+++ RECORDS FOR PROCESSING +++

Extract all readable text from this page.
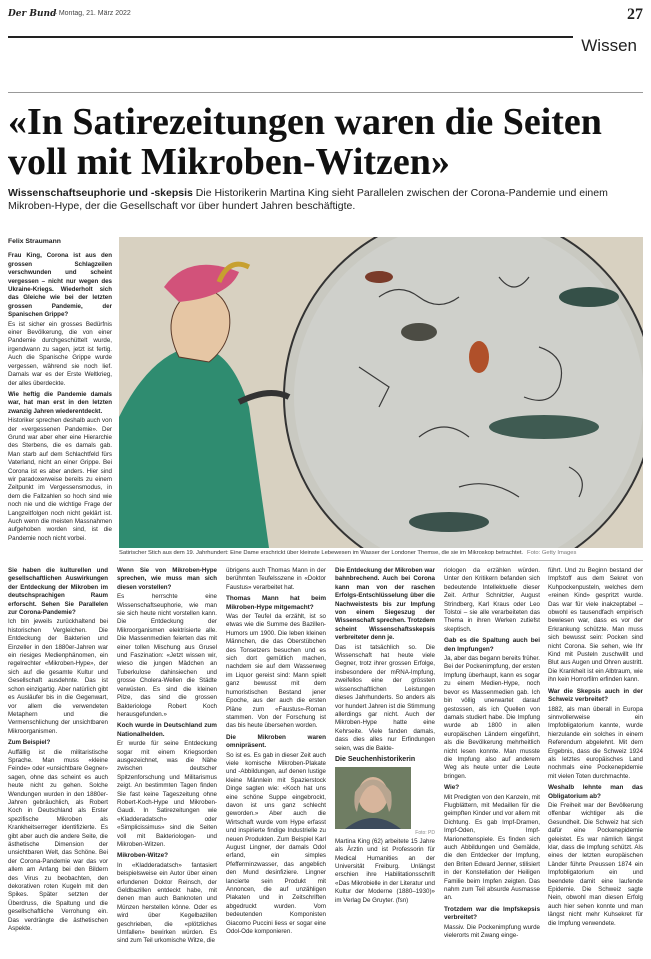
Der Bund
– Montag, 21. März 2022	27
Wissen
«In Satirezeitungen waren die Seiten voll mit Mikroben-Witzen»
Wissenschaftseuphorie und -skepsis Die Historikerin Martina King sieht Parallelen zwischen der Corona-Pandemie und einem Mikroben-Hype, der die Gesellschaft vor über hundert Jahren beschäftigte.
Felix Straumann

Frau King, Corona ist aus den grossen Schlagzeilen verschwunden und scheint vergessen – nicht nur wegen des Ukraine-Kriegs. Wiederholt sich das Gleiche wie bei der letzten grossen Pandemie, der Spanischen Grippe?
Es ist sicher ein grosses Bedürfnis einer Bevölkerung, die von einer Pandemie durchgeschüttelt wurde, irgendwann zu sagen, jetzt ist fertig. Auch die Spanische Grippe wurde vergessen, während sie noch lief. Damals war es der Erste Weltkrieg, der alles überdeckte.

Wie heftig die Pandemie damals war, hat man erst in den letzten zwanzig Jahren wiederentdeckt.
Historiker sprechen deshalb auch von der «vergessenen Pandemie». Der Grund war aber eher eine Hierarchie des Sterbens, die es damals gab. Man starb auf dem Schlachtfeld fürs Vaterland, nicht an einer Grippe. Bei Corona ist es aber anders. Hier sind wir paradoxerweise bereits zu einem Zeitpunkt im Vergessensmodus, in dem die Fallzahlen so hoch sind wie noch nie und die wichtige Frage der Langzeitfolgen noch nicht geklärt ist. Auch wenn die meisten Massnahmen aufgehoben worden sind, ist die Pandemie noch nicht vorbei.

Satirischer Stich aus dem 19. Jahrhundert: Eine Dame erschrickt über kleinste Lebewesen im Wasser der Londoner Themse, die sie im Mikroskop betrachtet. Foto: Getty Images

Sie haben die kulturellen und gesellschaftlichen Auswirkungen der Entdeckung der Mikroben im deutschsprachigen Raum erforscht. Sehen Sie Parallelen zur Corona-Pandemie?
Ich bin jeweils zurückhaltend bei historischen Vergleichen. Die Entdeckung der Bakterien und Einzeller in den 1880er-Jahren war ein riesiges Medienphänomen, ein regelrechter «Mikroben-Hype», der sich auf die gesamte Kultur und Gesellschaft ausdehnte. Das ist schon einzigartig. Aber natürlich gibt es Ausläufer bis in die Gegenwart, vor allem die verwendeten Metaphern und die Vermenschlichung der unsichtbaren Mikroorganismen.

Zum Beispiel?
Auffällig ist die militaristische Sprache. Man muss «kleine Feinde» oder «unsichtbare Gegner» sagen, ohne das scheint es auch heute nicht zu gehen. Solche Wendungen wurden in den 1880er-Jahren gebräuchlich, als Robert Koch in Deutschland als Erster spezifische Mikroben als Krankheitserreger identifizierte. Es gibt aber auch die andere Seite, die ästhetische Dimension der unsichtbaren Welt, das Schöne. Bei der Corona-Pandemie war das vor allem am Anfang bei den Bildern des Virus zu beobachten, den dekorativen roten Kugeln mit den Spikes. Später setzten der Überdruss, die Spaltung und die gesellschaftliche Verrohung ein. Das verdrängte die ästhetischen Aspekte.

Wenn Sie von Mikroben-Hype sprechen, wie muss man sich diesen vorstellen?
Es herrschte eine Wissenschaftseuphorie, wie man sie sich heute nicht vorstellen kann. Die Entdeckung der Mikroorganismen elektrisierte alle. Die Massenmedien feierten das mit einer tollen Mischung aus Grusel und Faszination: «Jetzt wissen wir, wieso die jungen Mädchen an Tuberkulose dahinsiechen und grosse Cholera-Wellen die Städte verwüsten. Es sind die kleinen Pilze, das sind die grossen Bakteriologe Robert Koch herausgefunden.»

Koch wurde in Deutschland zum Nationalhelden.

Er wurde für seine Entdeckung sogar mit einem Kriegsorden ausgezeichnet, was die Nähe zwischen deutscher Spitzenforschung und Militarismus zeigt. An bestimmten Tagen finden Sie fast keine Tageszeitung ohne Robert-Koch-Hype und Mikroben-Gaudi. In Satirezeitungen wie «Kladderadatsch» oder «Simplicissimus» sind die Seiten voll mit Bakteriologen- und Mikroben-Witzen.

Mikroben-Witze?

In «Kladderadatsch» fantasiert beispielsweise ein Autor über einen erfundenen Doktor Reinsch, der Geldbazillen entdeckt habe, mit denen man auch Banknoten und Münzen herstellen könne. Oder es wird über Kegelbazillen geschrieben, die «plötzliches Umfallen» bewirken würden. Es sind zum Teil urkomische Witze, die

übrigens auch Thomas Mann in der berühmten Teufelsszene in «Doktor Faustus» verarbeitet hat.

Thomas Mann hat beim Mikroben-Hype mitgemacht?

Was der Teufel da erzählt, ist so etwas wie die Summe des Bazillen-Humors um 1900. Die leben kleinen Männchen, die das Oberstübchen des Tonsetzers besuchen und es sich dort gemütlich machen, nachdem sie auf dem Wasserweg im Liquor gereist sind: Mann spielt ganz bewusst mit dem humoristischen Bestand jener Epoche, aus der auch die ersten Pläne zum «Faustus»-Roman stammen. Von der Forschung ist das bis heute übersehen worden.

Die Mikroben waren omnipräsent.

So ist es. Es gab in dieser Zeit auch viele komische Mikroben-Plakate und -Abbildungen, auf denen lustige kleine Männlein mit Spazierstock Dinge sagten wie: «Koch hat uns eine schöne Suppe eingebrockt, davon ist uns ganz schlecht geworden.» Aber auch die Wirtschaft wurde vom Hype erfasst und inspirierte findige Industrielle zu neuen Produkten. Zum Beispiel Karl August Lingner, der damals Odol erfand, ein simples Pfefferminzwasser, das angeblich den Mund desinfiziere. Lingner lancierte sein Produkt mit Annoncen, die auf unzähligen Plakaten und in Zeitschriften abgedruckt wurden. Vom bedeutenden Komponisten Giacomo Puccini liess er sogar eine Odol-Ode komponieren.

Die Entdeckung der Mikroben war bahnbrechend. Auch bei Corona kann man von der raschen Erfolgs-Entschlüsselung über die Nachweistests bis zur Impfung von einem Siegeszug der Wissenschaft sprechen. Trotzdem scheint Wissenschaftsskepsis verbreiteter denn je.
Das ist tatsächlich so. Die Wissenschaft hat heute viele Gegner, trotz ihrer grossen Erfolge, insbesondere der mRNA-Impfung, zweifellos eine der grössten wissenschaftlichen Leistungen dieses Jahrhunderts. So anders als vor hundert Jahren ist die Stimmung allerdings gar nicht. Auch der Mikroben-Hype hatte eine Kehrseite. Viele fanden damals, dass dies alles nur Erfindungen seien, was die Bakte-

Die Seuchenhistorikerin
Foto: PD

Martina King (62) arbeitete 15 Jahre als Ärztin und ist Professorin für Medical Humanities an der Universität Freiburg. Unlängst erschien ihre Habilitationsschrift «Das Mikrobielle in der Literatur und Kultur der Moderne (1880–1930)» im Verlag De Gruyter. (fsn)

riologen da erzählen würden. Unter den Kritikern befanden sich bedeutende Intellektuelle dieser Zeit. Arthur Schnitzler, August Strindberg, Karl Kraus oder Leo Tolstoi – sie alle verarbeiteten das Thema in ihren Werken zutiefst skeptisch.

Gab es die Spaltung auch bei den Impfungen?

Ja, aber das begann bereits früher. Bei der Pockenimpfung, der ersten Impfung überhaupt, kann es sogar zu einem Medien-Hype, noch bevor es Massenmedien gab. Ich bin völlig unerwartet darauf gestossen, als ich Quellen von damals studiert habe. Die Impfung wurde ab 1800 in allen europäischen Ländern eingeführt, als die Bevölkerung mehrheitlich nicht lesen konnte. Man musste die Impfung also auf anderem Weg als heute unter die Leute bringen.

Wie?

Mit Predigten von den Kanzeln, mit Flugblättern, mit Medaillen für die geimpften Kinder und vor allem mit Dichtung. Es gab Impf-Dramen, Impf-Oden, Impf-Marionettenspiele. Es finden sich auch Abbildungen und Gemälde, die den Entdecker der Impfung, den Briten Edward Jenner, stilisiert in der Konstellation der Heiligen Familie beim Impfen zeigten. Das nahm zum Teil absurde Ausmasse an.

Trotzdem war die Impfskepsis verbreitet?

Massiv. Die Pockenimpfung wurde vielerorts mit Zwang einge-

führt. Und zu Beginn bestand der Impfstoff aus dem Sekret von Kuhpockenpusteln, welches dem «reinen Kind» gespritzt wurde. Das war für viele inakzeptabel – obwohl es tausendfach empirisch bewiesen war, dass es vor der Erkrankung schützte. Man muss sich bewusst sein: Pocken sind nicht Corona. Sie sehen, wie Ihr Kind mit Pusteln zuschwillt und Blut aus Augen und Ohren austritt. Die Krankheit ist ein Albtraum, wie ihn kein Horrorfilm erfinden kann.

War die Skepsis auch in der Schweiz verbreitet?

1882, als man überall in Europa sinnvollerweise ein Impfobligatorium kannte, wurde hierzulande ein solches in einem Referendum abgelehnt. Mit dem Ergebnis, dass die Schweiz 1924 als letztes europäisches Land nochmals eine Pockenepidemie mit vielen Toten durchmachte.

Weshalb lehnte man das Obligatorium ab?

Die Freiheit war der Bevölkerung offenbar wichtiger als die Gesundheit. Die Schweiz hat sich dafür eine Pockenepidemie geleistet. Es war nämlich längst klar, dass die Impfung schützt. Als eines der letzten europäischen Länder führte Preussen 1874 ein Impfobligatorium ein und beendete damit eine laufende Epidemie. Die Schweiz sagte Nein, obwohl man diesen Erfolg auch hier sehen konnte und man längst nicht mehr Kuhsekret für die Impfung verwendete.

+++

The string "Witzen" may occur in the listing; show every line where it does.

▶ **THE ANSWER**
«In Satirezeitungen waren die Seiten voll mit Mikroben-Witzen»
Er wurde für seine Entdeckung sogar mit einem Kriegsorden ausgezeichnet, was die Nähe zwischen deutscher Spitzenforschung und Militarismus zeigt. An bestimmten Tagen finden Sie fast keine Tageszeitung ohne Robert-Koch-Hype und Mikroben-Gaudi. In Satirezeitungen wie «Kladderadatsch» oder «Simplicissimus» sind die Seiten voll mit Bakteriologen- und Mikroben-Witzen.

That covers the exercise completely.